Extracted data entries
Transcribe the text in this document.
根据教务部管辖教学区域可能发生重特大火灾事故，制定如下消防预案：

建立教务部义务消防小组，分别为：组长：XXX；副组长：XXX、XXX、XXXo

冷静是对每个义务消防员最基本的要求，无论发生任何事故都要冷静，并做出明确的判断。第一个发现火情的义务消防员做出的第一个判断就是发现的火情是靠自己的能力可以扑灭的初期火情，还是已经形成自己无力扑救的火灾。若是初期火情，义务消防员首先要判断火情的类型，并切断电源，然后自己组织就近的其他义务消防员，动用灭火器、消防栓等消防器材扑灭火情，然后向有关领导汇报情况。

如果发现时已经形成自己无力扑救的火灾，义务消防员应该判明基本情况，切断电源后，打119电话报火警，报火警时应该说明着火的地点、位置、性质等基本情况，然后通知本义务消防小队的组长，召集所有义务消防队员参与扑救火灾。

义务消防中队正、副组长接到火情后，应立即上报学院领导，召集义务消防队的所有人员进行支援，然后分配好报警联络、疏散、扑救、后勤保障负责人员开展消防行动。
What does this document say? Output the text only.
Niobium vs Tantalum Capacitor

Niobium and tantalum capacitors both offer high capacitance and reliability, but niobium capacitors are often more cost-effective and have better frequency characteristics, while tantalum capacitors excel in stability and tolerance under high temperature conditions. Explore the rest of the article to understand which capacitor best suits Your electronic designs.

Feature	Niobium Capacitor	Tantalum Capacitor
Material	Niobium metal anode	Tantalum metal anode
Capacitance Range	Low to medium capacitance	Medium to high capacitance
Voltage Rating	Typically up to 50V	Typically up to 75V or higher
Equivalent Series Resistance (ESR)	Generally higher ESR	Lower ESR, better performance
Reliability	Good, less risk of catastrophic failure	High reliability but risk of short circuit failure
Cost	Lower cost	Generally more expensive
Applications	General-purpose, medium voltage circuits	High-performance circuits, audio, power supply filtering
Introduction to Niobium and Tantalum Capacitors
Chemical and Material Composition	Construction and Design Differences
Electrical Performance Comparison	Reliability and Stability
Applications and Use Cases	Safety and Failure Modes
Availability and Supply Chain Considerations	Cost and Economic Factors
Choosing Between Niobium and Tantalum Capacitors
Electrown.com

Required task :: Copy all the entries verbatim.

Response ::
Transcribe the text in this document.
根据教务部管辖教学区域可能发生重特大火灾事故，制定如下消防预案：

建立教务部义务消防小组，分别为：组长：XXX；副组长：XXX、XXX、XXXo

冷静是对每个义务消防员最基本的要求，无论发生任何事故都要冷静，并做出明确的判断。第一个发现火情的义务消防员做出的第一个判断就是发现的火情是靠自己的能力可以扑灭的初期火情，还是已经形成自己无力扑救的火灾。若是初期火情，义务消防员首先要判断火情的类型，并切断电源，然后自己组织就近的其他义务消防员，动用灭火器、消防栓等消防器材扑灭火情，然后向有关领导汇报情况。

如果发现时已经形成自己无力扑救的火灾，义务消防员应该判明基本情况，切断电源后，打119电话报火警，报火警时应该说明着火的地点、位置、性质等基本情况，然后通知本义务消防小队的组长，召集所有义务消防队员参与扑救火灾。

义务消防中队正、副组长接到火情后，应立即上报学院领导，召集义务消防队的所有人员进行支援，然后分配好报警联络、疏散、扑救、后勤保障负责人员开展消防行动。
What does this document say? Output the text only.
Niobium vs Tantalum Capacitor

Niobium and tantalum capacitors both offer high capacitance and reliability, but niobium capacitors are often more cost-effective and have better frequency characteristics, while tantalum capacitors excel in stability and tolerance under high temperature conditions. Explore the rest of the article to understand which capacitor best suits Your electronic designs.

Feature	Niobium Capacitor	Tantalum Capacitor
Material	Niobium metal anode	Tantalum metal anode
Capacitance Range	Low to medium capacitance	Medium to high capacitance
Voltage Rating	Typically up to 50V	Typically up to 75V or higher
Equivalent Series Resistance (ESR)	Generally higher ESR	Lower ESR, better performance
Reliability	Good, less risk of catastrophic failure	High reliability but risk of short circuit failure
Cost	Lower cost	Generally more expensive
Applications	General-purpose, medium voltage circuits	High-performance circuits, audio, power supply filtering
Introduction to Niobium and Tantalum Capacitors
Chemical and Material Composition	Construction and Design Differences
Electrical Performance Comparison	Reliability and Stability
Applications and Use Cases	Safety and Failure Modes
Availability and Supply Chain Considerations	Cost and Economic Factors
Choosing Between Niobium and Tantalum Capacitors
Electrown.com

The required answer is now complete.